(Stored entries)
##########

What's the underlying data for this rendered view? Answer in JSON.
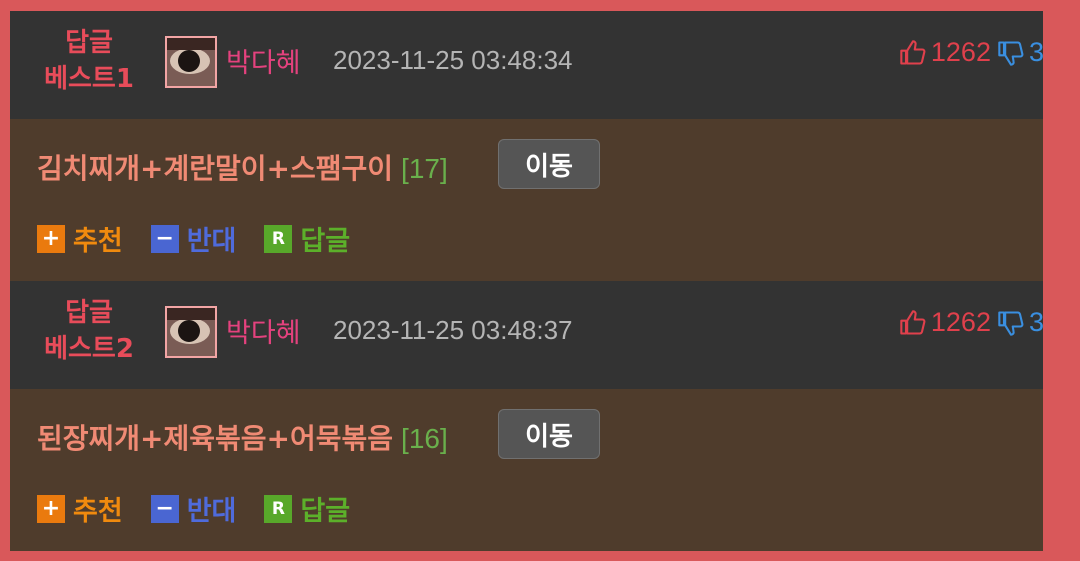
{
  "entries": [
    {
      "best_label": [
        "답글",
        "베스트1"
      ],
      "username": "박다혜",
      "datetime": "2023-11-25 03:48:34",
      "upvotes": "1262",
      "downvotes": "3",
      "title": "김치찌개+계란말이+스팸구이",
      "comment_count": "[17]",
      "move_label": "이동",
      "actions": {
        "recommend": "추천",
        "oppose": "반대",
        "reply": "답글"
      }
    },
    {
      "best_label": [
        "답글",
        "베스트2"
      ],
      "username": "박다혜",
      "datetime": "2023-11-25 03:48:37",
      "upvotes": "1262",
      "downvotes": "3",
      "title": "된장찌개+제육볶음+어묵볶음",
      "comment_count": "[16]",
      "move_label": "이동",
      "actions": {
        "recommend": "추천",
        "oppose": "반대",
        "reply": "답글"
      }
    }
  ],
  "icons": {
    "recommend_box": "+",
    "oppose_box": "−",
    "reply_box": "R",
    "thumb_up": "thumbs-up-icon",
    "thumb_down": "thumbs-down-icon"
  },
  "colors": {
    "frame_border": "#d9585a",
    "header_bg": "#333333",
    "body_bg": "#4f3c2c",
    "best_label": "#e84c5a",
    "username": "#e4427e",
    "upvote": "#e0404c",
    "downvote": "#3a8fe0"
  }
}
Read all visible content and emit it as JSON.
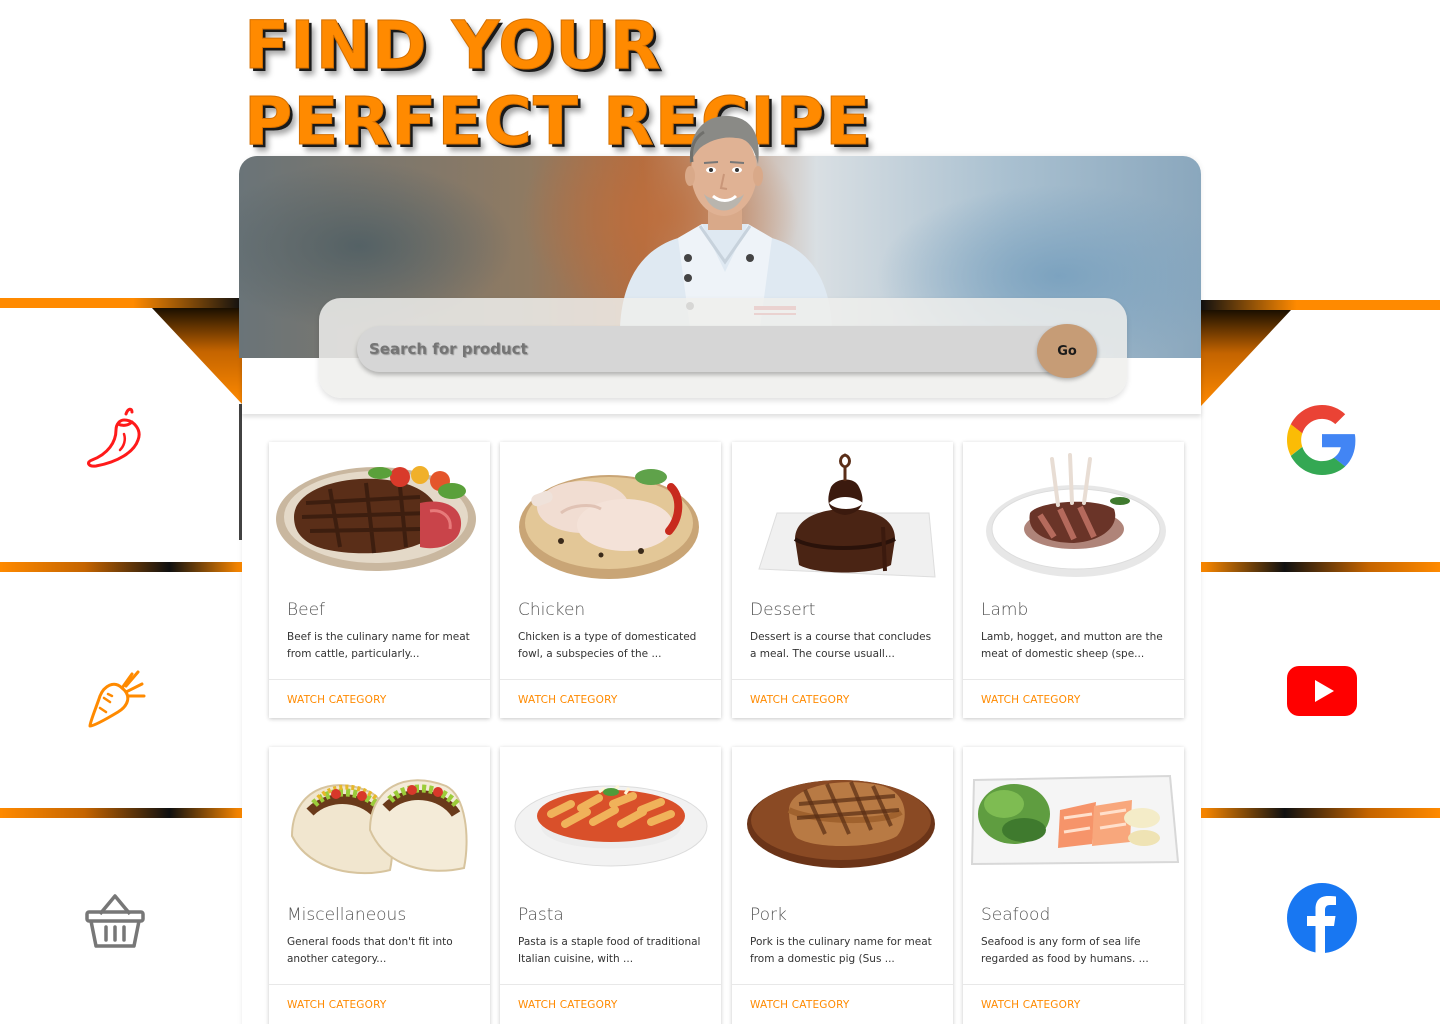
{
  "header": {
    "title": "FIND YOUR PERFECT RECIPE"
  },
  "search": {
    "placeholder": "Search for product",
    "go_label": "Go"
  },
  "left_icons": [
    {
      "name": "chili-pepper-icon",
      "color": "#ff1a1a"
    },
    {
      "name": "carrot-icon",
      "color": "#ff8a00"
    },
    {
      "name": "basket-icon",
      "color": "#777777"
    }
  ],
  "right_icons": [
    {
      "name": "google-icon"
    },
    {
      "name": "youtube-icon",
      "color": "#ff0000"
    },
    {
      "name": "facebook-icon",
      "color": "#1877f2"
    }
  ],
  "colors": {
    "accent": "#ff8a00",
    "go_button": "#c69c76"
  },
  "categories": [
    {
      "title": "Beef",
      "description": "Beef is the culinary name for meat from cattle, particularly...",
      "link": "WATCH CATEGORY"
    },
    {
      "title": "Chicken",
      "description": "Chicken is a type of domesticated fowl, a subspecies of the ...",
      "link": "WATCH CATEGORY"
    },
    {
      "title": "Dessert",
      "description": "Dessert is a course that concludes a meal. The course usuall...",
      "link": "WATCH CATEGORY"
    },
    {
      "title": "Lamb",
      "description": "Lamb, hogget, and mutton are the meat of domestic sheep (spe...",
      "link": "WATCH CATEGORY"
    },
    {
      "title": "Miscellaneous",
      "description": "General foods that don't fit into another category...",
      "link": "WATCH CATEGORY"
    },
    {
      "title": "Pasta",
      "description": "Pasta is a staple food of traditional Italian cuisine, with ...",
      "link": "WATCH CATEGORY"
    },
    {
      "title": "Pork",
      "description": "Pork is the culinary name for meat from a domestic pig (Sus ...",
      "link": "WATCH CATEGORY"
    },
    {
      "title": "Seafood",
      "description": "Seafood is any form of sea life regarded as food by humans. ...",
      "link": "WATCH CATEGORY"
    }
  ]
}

##########

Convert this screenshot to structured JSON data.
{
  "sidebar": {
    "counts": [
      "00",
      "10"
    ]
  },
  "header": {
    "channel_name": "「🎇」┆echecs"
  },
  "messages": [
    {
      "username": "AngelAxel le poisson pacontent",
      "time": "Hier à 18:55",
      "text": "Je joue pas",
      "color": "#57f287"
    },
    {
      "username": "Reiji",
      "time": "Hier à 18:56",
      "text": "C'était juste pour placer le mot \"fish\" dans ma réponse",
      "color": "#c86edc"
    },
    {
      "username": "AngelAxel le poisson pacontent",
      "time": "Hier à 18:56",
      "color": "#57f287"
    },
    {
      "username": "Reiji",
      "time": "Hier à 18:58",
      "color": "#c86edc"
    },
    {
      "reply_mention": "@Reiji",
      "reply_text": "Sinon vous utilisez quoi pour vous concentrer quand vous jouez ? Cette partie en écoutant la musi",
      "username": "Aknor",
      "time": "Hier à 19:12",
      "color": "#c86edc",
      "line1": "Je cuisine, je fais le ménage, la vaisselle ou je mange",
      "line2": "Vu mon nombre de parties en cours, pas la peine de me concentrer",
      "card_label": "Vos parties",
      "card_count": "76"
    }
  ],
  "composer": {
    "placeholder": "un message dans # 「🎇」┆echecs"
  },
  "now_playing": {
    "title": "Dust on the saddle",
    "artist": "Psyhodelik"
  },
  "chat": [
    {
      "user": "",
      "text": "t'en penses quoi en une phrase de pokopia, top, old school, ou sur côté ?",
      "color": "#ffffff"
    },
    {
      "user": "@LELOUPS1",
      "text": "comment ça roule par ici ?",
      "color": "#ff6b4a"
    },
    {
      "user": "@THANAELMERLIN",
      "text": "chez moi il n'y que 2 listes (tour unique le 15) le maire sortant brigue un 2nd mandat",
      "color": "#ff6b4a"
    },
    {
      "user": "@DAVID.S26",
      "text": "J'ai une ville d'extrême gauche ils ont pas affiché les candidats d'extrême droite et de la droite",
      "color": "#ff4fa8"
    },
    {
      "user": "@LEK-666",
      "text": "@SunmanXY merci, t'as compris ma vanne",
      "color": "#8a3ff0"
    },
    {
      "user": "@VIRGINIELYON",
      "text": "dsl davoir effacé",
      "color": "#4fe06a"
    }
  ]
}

##########

Which lines hold the string "Seafood"? Copy all of them from the data above.

      "title": "Seafood",
      "description": "Seafood is any form of sea life regarded as food by humans. ...",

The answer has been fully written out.